## What this task involves
Copy out every line of the records below word for word, leaving out the pictures.

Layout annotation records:
· · · · ·
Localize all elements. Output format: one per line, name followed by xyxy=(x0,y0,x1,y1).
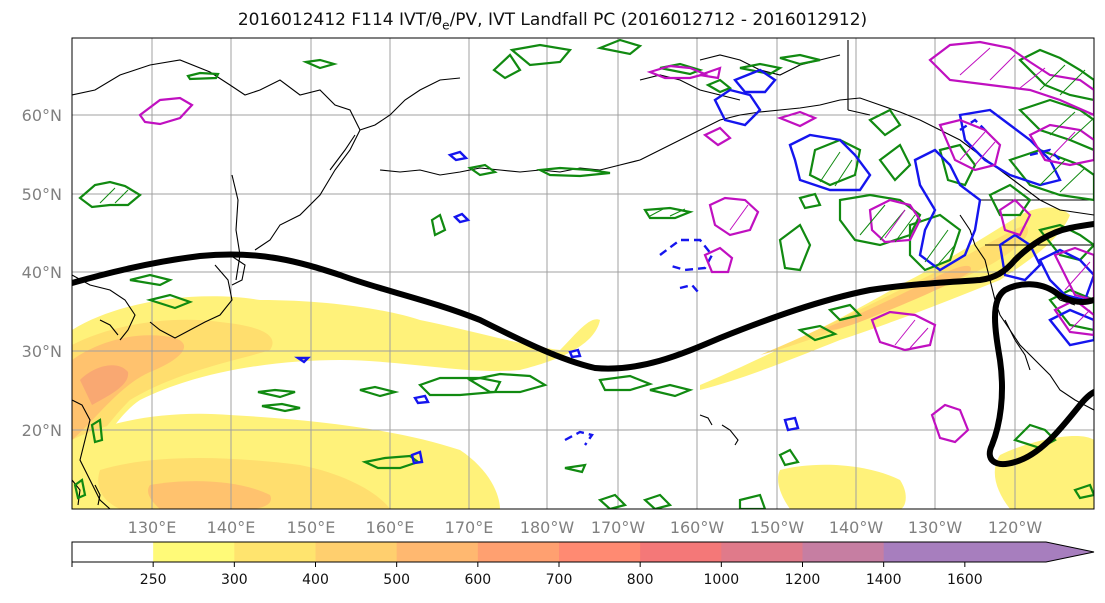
green-contours xyxy=(73,38,1094,509)
colorbar-label: 400 xyxy=(302,572,329,588)
colorbar-cell xyxy=(234,542,316,562)
lon-label: 150°W xyxy=(750,518,805,537)
colorbar-cell xyxy=(721,542,803,562)
lon-label: 120°W xyxy=(988,518,1043,537)
lon-label: 160°E xyxy=(366,518,415,537)
colorbar-label: 1400 xyxy=(866,572,902,588)
lon-label: 170°E xyxy=(445,518,494,537)
colorbar-outline xyxy=(71,541,1095,563)
colorbar-cell xyxy=(640,542,722,562)
colorbar-cell xyxy=(72,542,154,562)
lat-label-40: 40°N xyxy=(22,263,62,282)
pc-line xyxy=(72,221,1094,467)
colorbar-label: 1000 xyxy=(704,572,740,588)
colorbar-ticks xyxy=(71,562,966,567)
colorbar-cell xyxy=(964,542,1047,562)
blue-contours xyxy=(294,68,1094,465)
colorbar-label: 1600 xyxy=(947,572,983,588)
colorbar-cell xyxy=(315,542,398,562)
map-title: 2016012412 F114 IVT/θe/PV, IVT Landfall … xyxy=(237,10,868,33)
colorbar-label: 250 xyxy=(140,572,167,588)
magenta-contours xyxy=(138,40,1094,444)
colorbar-label: 1200 xyxy=(785,572,821,588)
lat-label-50: 50°N xyxy=(22,185,62,204)
lat-labels: 60°N 50°N 40°N 30°N 20°N xyxy=(22,106,62,440)
ivt-shading xyxy=(72,207,1094,509)
colorbar-label: 300 xyxy=(221,572,248,588)
colorbar: 250 300 400 500 600 700 800 1000 1200 1400 1600 xyxy=(71,541,1095,588)
colorbar-extend-arrow xyxy=(1046,542,1094,562)
colorbar-cell xyxy=(477,542,560,562)
coastlines xyxy=(72,40,1094,509)
colorbar-cells xyxy=(72,542,1094,562)
lon-label: 170°W xyxy=(591,518,646,537)
lon-label: 140°W xyxy=(829,518,884,537)
colorbar-label: 700 xyxy=(546,572,573,588)
colorbar-label: 600 xyxy=(464,572,491,588)
lon-label: 160°W xyxy=(670,518,725,537)
colorbar-label: 800 xyxy=(627,572,654,588)
colorbar-cell xyxy=(802,542,885,562)
lon-label: 180°W xyxy=(520,518,575,537)
lat-label-60: 60°N xyxy=(22,106,62,125)
lon-label: 150°E xyxy=(287,518,336,537)
lon-label: 140°E xyxy=(207,518,256,537)
colorbar-labels: 250 300 400 500 600 700 800 1000 1200 1400 1600 xyxy=(140,572,983,588)
lon-labels: 130°E 140°E 150°E 160°E 170°E 180°W 170°… xyxy=(128,518,1043,537)
colorbar-cell xyxy=(396,542,479,562)
lat-label-20: 20°N xyxy=(22,421,62,440)
colorbar-cell xyxy=(883,542,966,562)
lon-label: 130°W xyxy=(908,518,963,537)
map-border xyxy=(71,37,1095,510)
colorbar-cell xyxy=(153,542,235,562)
hatching xyxy=(99,47,1094,349)
colorbar-label: 500 xyxy=(383,572,410,588)
lon-label: 130°E xyxy=(128,518,177,537)
lat-label-30: 30°N xyxy=(22,342,62,361)
gridlines xyxy=(72,38,1094,509)
colorbar-cell xyxy=(559,542,641,562)
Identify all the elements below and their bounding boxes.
· · · · ·
## Exercise response
Localize all elements. Output format: one per line, name followed by xyxy=(x0,y0,x1,y1).
green-contours xyxy=(73,38,1094,509)
colorbar-label: 400 xyxy=(302,572,329,588)
colorbar-cell xyxy=(234,542,316,562)
lon-label: 150°W xyxy=(750,518,805,537)
colorbar-cell xyxy=(721,542,803,562)
lon-label: 120°W xyxy=(988,518,1043,537)
lon-label: 160°E xyxy=(366,518,415,537)
colorbar-label: 1400 xyxy=(866,572,902,588)
lon-label: 170°E xyxy=(445,518,494,537)
colorbar-outline xyxy=(71,541,1095,563)
colorbar-cell xyxy=(640,542,722,562)
colorbar-cell xyxy=(72,542,154,562)
lat-label-40: 40°N xyxy=(22,263,62,282)
pc-line xyxy=(72,221,1094,467)
colorbar-label: 1000 xyxy=(704,572,740,588)
colorbar-ticks xyxy=(71,562,966,567)
colorbar-cell xyxy=(964,542,1047,562)
blue-contours xyxy=(294,68,1094,465)
colorbar-label: 1600 xyxy=(947,572,983,588)
colorbar-cell xyxy=(315,542,398,562)
map-title: 2016012412 F114 IVT/θe/PV, IVT Landfall … xyxy=(237,10,868,33)
colorbar-label: 250 xyxy=(140,572,167,588)
magenta-contours xyxy=(138,40,1094,444)
colorbar-label: 1200 xyxy=(785,572,821,588)
lat-label-50: 50°N xyxy=(22,185,62,204)
lat-labels: 60°N 50°N 40°N 30°N 20°N xyxy=(22,106,62,440)
ivt-shading xyxy=(72,207,1094,509)
colorbar-label: 300 xyxy=(221,572,248,588)
colorbar: 250 300 400 500 600 700 800 1000 1200 1400 1600 xyxy=(71,541,1095,588)
colorbar-extend-arrow xyxy=(1046,542,1094,562)
colorbar-cell xyxy=(477,542,560,562)
coastlines xyxy=(72,40,1094,509)
colorbar-cells xyxy=(72,542,1094,562)
lon-label: 170°W xyxy=(591,518,646,537)
lon-label: 140°W xyxy=(829,518,884,537)
colorbar-label: 700 xyxy=(546,572,573,588)
colorbar-label: 600 xyxy=(464,572,491,588)
lon-label: 160°W xyxy=(670,518,725,537)
colorbar-label: 800 xyxy=(627,572,654,588)
colorbar-cell xyxy=(802,542,885,562)
lon-label: 180°W xyxy=(520,518,575,537)
lat-label-60: 60°N xyxy=(22,106,62,125)
lon-label: 150°E xyxy=(287,518,336,537)
lon-label: 140°E xyxy=(207,518,256,537)
colorbar-labels: 250 300 400 500 600 700 800 1000 1200 1400 1600 xyxy=(140,572,983,588)
lon-labels: 130°E 140°E 150°E 160°E 170°E 180°W 170°… xyxy=(128,518,1043,537)
colorbar-cell xyxy=(396,542,479,562)
lat-label-20: 20°N xyxy=(22,421,62,440)
colorbar-cell xyxy=(883,542,966,562)
lon-label: 130°W xyxy=(908,518,963,537)
map-border xyxy=(71,37,1095,510)
colorbar-cell xyxy=(153,542,235,562)
hatching xyxy=(99,47,1094,349)
colorbar-label: 500 xyxy=(383,572,410,588)
lon-label: 130°E xyxy=(128,518,177,537)
lat-label-30: 30°N xyxy=(22,342,62,361)
gridlines xyxy=(72,38,1094,509)
colorbar-cell xyxy=(559,542,641,562)
Identify all the elements below and their bounding boxes.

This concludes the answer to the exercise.